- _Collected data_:
★ ★ ★ ★

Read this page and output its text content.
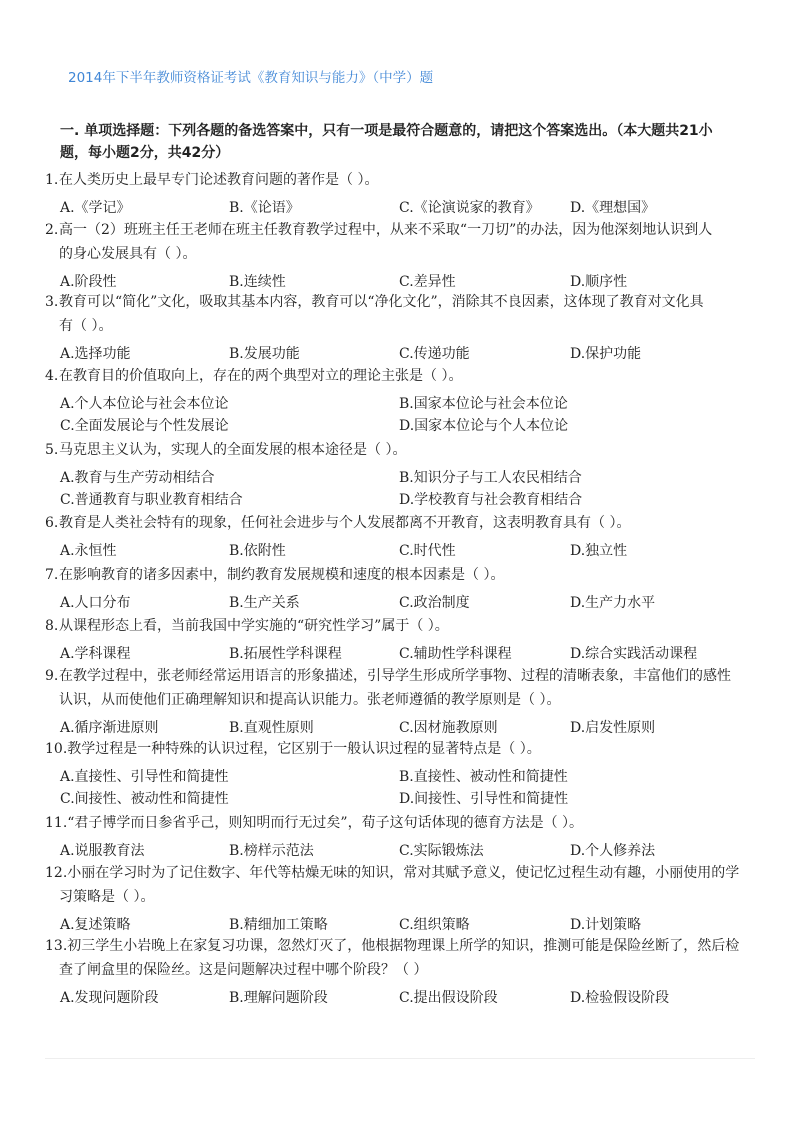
2014年下半年教师资格证考试《教育知识与能力》（中学）题
一. 单项选择题：下列各题的备选答案中，只有一项是最符合题意的，请把这个答案选出。（本大题共21小题，每小题2分，共42分）
1.在人类历史上最早专门论述教育问题的著作是（ ）。
A.《学记》	B.《论语》	C.《论演说家的教育》 D.《理想国》
2.高一（2）班班主任王老师在班主任教育教学过程中，从来不采取“一刀切”的办法，因为他深刻地认识到人
的身心发展具有（ ）。
A.阶段性	B.连续性	C.差异性	D.顺序性
3.教育可以“简化”文化，吸取其基本内容，教育可以“净化文化”，消除其不良因素，这体现了教育对文化具
有（ ）。
A.选择功能	B.发展功能	C.传递功能	D.保护功能
4.在教育目的价值取向上，存在的两个典型对立的理论主张是（ ）。
A.个人本位论与社会本位论	B.国家本位论与社会本位论
C.全面发展论与个性发展论	D.国家本位论与个人本位论
5.马克思主义认为，实现人的全面发展的根本途径是（ ）。
A.教育与生产劳动相结合	B.知识分子与工人农民相结合
C.普通教育与职业教育相结合	D.学校教育与社会教育相结合
6.教育是人类社会特有的现象，任何社会进步与个人发展都离不开教育，这表明教育具有（ ）。
A.永恒性	B.依附性	C.时代性	D.独立性
7.在影响教育的诸多因素中，制约教育发展规模和速度的根本因素是（ ）。
A.人口分布	B.生产关系	C.政治制度	D.生产力水平
8.从课程形态上看，当前我国中学实施的“研究性学习”属于（ ）。
A.学科课程	B.拓展性学科课程	C.辅助性学科课程	D.综合实践活动课程
9.在教学过程中，张老师经常运用语言的形象描述，引导学生形成所学事物、过程的清晰表象，丰富他们的感性
认识，从而使他们正确理解知识和提高认识能力。张老师遵循的教学原则是（ ）。
A.循序渐进原则	B.直观性原则	C.因材施教原则	D.启发性原则
10.教学过程是一种特殊的认识过程，它区别于一般认识过程的显著特点是（ ）。
A.直接性、引导性和简捷性	B.直接性、被动性和简捷性
C.间接性、被动性和简捷性	D.间接性、引导性和简捷性
11.“君子博学而日参省乎己，则知明而行无过矣”，荀子这句话体现的德育方法是（ ）。
A.说服教育法	B.榜样示范法	C.实际锻炼法	D.个人修养法
12.小丽在学习时为了记住数字、年代等枯燥无味的知识，常对其赋予意义，使记忆过程生动有趣，小丽使用的学
习策略是（ ）。
A.复述策略	B.精细加工策略	C.组织策略	D.计划策略
13.初三学生小岩晚上在家复习功课，忽然灯灭了，他根据物理课上所学的知识，推测可能是保险丝断了，然后检
查了闸盒里的保险丝。这是问题解决过程中哪个阶段？（ ）
A.发现问题阶段	B.理解问题阶段	C.提出假设阶段	D.检验假设阶段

★ ★ ★ ★

Keep only those lines of the records that hold "被动性和简捷性", and return them.

- _COMPLETE RESPONSE_:
A.直接性、引导性和简捷性	B.直接性、被动性和简捷性
C.间接性、被动性和简捷性	D.间接性、引导性和简捷性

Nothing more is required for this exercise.